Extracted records
════════════════════

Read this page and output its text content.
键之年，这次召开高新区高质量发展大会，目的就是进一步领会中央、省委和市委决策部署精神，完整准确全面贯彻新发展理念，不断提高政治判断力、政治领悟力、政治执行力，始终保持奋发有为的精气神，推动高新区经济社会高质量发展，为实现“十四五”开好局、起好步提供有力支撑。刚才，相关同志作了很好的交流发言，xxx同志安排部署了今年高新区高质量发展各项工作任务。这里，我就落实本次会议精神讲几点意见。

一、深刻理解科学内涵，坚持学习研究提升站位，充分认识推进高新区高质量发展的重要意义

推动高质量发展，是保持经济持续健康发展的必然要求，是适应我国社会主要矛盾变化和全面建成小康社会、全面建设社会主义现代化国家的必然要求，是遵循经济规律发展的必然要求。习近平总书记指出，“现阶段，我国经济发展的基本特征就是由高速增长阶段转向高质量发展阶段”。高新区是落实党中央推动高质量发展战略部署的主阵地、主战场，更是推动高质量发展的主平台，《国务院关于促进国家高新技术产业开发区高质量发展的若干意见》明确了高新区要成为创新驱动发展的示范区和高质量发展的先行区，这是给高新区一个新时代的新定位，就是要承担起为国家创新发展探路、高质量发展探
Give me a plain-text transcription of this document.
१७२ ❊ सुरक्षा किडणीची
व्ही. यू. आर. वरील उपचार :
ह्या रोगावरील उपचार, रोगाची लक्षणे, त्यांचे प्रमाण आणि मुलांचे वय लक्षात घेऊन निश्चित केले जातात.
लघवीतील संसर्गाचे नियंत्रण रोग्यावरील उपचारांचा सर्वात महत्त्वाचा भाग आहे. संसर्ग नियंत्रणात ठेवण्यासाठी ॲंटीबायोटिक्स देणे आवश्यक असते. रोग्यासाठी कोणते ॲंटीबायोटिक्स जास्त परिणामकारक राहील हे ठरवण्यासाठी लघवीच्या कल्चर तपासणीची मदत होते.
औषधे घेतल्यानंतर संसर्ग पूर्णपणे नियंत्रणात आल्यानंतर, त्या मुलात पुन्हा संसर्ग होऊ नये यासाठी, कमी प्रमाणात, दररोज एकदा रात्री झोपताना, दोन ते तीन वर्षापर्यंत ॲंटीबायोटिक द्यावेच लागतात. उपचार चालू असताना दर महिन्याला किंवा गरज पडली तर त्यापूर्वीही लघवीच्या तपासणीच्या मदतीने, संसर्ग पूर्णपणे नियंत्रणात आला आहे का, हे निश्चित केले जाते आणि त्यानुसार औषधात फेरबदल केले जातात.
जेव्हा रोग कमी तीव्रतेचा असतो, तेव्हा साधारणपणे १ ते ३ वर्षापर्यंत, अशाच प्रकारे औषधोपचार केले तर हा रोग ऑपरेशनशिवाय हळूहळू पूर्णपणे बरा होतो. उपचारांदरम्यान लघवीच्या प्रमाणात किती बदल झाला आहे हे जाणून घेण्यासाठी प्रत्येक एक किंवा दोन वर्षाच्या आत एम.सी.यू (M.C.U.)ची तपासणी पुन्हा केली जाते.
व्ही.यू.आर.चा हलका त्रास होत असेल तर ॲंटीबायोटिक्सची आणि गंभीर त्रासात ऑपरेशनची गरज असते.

════════════════════

### Aim of the task
Output the full listing without altering anything.

### Solution to the problem
Read this page and output its text content.
键之年，这次召开高新区高质量发展大会，目的就是进一步领会中央、省委和市委决策部署精神，完整准确全面贯彻新发展理念，不断提高政治判断力、政治领悟力、政治执行力，始终保持奋发有为的精气神，推动高新区经济社会高质量发展，为实现“十四五”开好局、起好步提供有力支撑。刚才，相关同志作了很好的交流发言，xxx同志安排部署了今年高新区高质量发展各项工作任务。这里，我就落实本次会议精神讲几点意见。

一、深刻理解科学内涵，坚持学习研究提升站位，充分认识推进高新区高质量发展的重要意义

推动高质量发展，是保持经济持续健康发展的必然要求，是适应我国社会主要矛盾变化和全面建成小康社会、全面建设社会主义现代化国家的必然要求，是遵循经济规律发展的必然要求。习近平总书记指出，“现阶段，我国经济发展的基本特征就是由高速增长阶段转向高质量发展阶段”。高新区是落实党中央推动高质量发展战略部署的主阵地、主战场，更是推动高质量发展的主平台，《国务院关于促进国家高新技术产业开发区高质量发展的若干意见》明确了高新区要成为创新驱动发展的示范区和高质量发展的先行区，这是给高新区一个新时代的新定位，就是要承担起为国家创新发展探路、高质量发展探
Give me a plain-text transcription of this document.
१७२ ❊ सुरक्षा किडणीची
व्ही. यू. आर. वरील उपचार :
ह्या रोगावरील उपचार, रोगाची लक्षणे, त्यांचे प्रमाण आणि मुलांचे वय लक्षात घेऊन निश्चित केले जातात.
लघवीतील संसर्गाचे नियंत्रण रोग्यावरील उपचारांचा सर्वात महत्त्वाचा भाग आहे. संसर्ग नियंत्रणात ठेवण्यासाठी ॲंटीबायोटिक्स देणे आवश्यक असते. रोग्यासाठी कोणते ॲंटीबायोटिक्स जास्त परिणामकारक राहील हे ठरवण्यासाठी लघवीच्या कल्चर तपासणीची मदत होते.
औषधे घेतल्यानंतर संसर्ग पूर्णपणे नियंत्रणात आल्यानंतर, त्या मुलात पुन्हा संसर्ग होऊ नये यासाठी, कमी प्रमाणात, दररोज एकदा रात्री झोपताना, दोन ते तीन वर्षापर्यंत ॲंटीबायोटिक द्यावेच लागतात. उपचार चालू असताना दर महिन्याला किंवा गरज पडली तर त्यापूर्वीही लघवीच्या तपासणीच्या मदतीने, संसर्ग पूर्णपणे नियंत्रणात आला आहे का, हे निश्चित केले जाते आणि त्यानुसार औषधात फेरबदल केले जातात.
जेव्हा रोग कमी तीव्रतेचा असतो, तेव्हा साधारणपणे १ ते ३ वर्षापर्यंत, अशाच प्रकारे औषधोपचार केले तर हा रोग ऑपरेशनशिवाय हळूहळू पूर्णपणे बरा होतो. उपचारांदरम्यान लघवीच्या प्रमाणात किती बदल झाला आहे हे जाणून घेण्यासाठी प्रत्येक एक किंवा दोन वर्षाच्या आत एम.सी.यू (M.C.U.)ची तपासणी पुन्हा केली जाते.
व्ही.यू.आर.चा हलका त्रास होत असेल तर ॲंटीबायोटिक्सची आणि गंभीर त्रासात ऑपरेशनची गरज असते.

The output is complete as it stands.